Exercise → Scan the data below. Pull out each line where "bathing" occurs.

--- Input records ---

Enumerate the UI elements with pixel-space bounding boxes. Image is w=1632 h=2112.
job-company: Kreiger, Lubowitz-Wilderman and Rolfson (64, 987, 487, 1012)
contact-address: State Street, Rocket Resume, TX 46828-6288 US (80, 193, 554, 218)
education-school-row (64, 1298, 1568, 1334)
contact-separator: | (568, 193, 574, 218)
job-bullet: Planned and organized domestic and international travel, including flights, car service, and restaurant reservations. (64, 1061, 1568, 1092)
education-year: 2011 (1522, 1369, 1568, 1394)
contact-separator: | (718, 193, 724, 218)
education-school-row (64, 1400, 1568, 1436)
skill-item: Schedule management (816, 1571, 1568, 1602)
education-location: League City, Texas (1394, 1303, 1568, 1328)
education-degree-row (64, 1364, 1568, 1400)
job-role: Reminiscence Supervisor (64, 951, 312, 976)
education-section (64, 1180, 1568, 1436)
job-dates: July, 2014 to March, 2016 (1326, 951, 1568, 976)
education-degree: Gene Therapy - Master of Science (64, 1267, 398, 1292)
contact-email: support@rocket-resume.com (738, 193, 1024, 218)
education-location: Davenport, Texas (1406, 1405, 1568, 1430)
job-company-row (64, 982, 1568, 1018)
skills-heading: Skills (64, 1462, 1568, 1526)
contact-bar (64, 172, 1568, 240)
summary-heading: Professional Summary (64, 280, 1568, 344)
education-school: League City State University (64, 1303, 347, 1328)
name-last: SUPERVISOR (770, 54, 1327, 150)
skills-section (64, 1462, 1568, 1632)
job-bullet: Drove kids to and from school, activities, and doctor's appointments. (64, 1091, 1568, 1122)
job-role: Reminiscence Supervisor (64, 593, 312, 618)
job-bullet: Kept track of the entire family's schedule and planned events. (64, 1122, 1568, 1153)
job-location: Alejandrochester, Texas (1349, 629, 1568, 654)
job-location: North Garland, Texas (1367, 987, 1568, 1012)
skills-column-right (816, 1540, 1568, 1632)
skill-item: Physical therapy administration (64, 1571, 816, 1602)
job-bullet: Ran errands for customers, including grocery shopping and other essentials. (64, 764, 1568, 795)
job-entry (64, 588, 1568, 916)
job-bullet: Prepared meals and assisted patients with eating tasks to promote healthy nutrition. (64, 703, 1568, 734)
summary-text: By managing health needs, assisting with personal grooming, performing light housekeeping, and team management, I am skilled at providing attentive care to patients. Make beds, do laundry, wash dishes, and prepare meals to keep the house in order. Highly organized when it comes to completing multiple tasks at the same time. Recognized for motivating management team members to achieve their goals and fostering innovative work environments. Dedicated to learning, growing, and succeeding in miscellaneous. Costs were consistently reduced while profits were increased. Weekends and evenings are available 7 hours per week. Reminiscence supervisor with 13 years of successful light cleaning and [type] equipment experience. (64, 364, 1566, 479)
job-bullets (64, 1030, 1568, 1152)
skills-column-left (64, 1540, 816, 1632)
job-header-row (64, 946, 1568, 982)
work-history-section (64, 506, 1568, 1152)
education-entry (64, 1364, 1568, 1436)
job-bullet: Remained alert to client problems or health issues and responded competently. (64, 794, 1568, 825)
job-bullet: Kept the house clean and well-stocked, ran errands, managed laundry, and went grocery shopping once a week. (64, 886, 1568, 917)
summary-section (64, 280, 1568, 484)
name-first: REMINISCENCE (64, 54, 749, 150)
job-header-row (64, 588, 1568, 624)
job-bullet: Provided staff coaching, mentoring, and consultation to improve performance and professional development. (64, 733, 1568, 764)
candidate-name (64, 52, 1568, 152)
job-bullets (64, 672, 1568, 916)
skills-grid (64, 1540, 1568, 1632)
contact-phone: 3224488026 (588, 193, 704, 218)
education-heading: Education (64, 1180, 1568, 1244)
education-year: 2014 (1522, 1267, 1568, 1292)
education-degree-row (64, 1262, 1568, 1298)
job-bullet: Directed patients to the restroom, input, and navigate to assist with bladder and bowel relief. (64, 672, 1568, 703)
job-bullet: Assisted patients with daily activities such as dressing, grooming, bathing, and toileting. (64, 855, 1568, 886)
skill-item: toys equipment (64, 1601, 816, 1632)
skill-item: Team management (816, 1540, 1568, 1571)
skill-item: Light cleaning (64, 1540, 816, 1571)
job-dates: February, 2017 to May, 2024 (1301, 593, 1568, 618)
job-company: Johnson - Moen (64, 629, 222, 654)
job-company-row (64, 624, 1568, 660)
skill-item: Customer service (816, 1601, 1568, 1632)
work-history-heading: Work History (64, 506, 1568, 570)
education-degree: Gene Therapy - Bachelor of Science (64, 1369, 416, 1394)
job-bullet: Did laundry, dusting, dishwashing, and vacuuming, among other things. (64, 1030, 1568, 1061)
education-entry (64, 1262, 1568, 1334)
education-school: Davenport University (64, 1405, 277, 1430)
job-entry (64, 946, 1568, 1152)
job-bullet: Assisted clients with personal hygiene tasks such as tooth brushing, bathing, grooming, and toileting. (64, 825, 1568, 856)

---

Solution for this task →
job-bullet: Assisted patients with daily activities such as dressing, grooming, bathing, and toileting. (64, 855, 1568, 886)
job-bullet: Assisted clients with personal hygiene tasks such as tooth brushing, bathing, grooming, and toileting. (64, 825, 1568, 856)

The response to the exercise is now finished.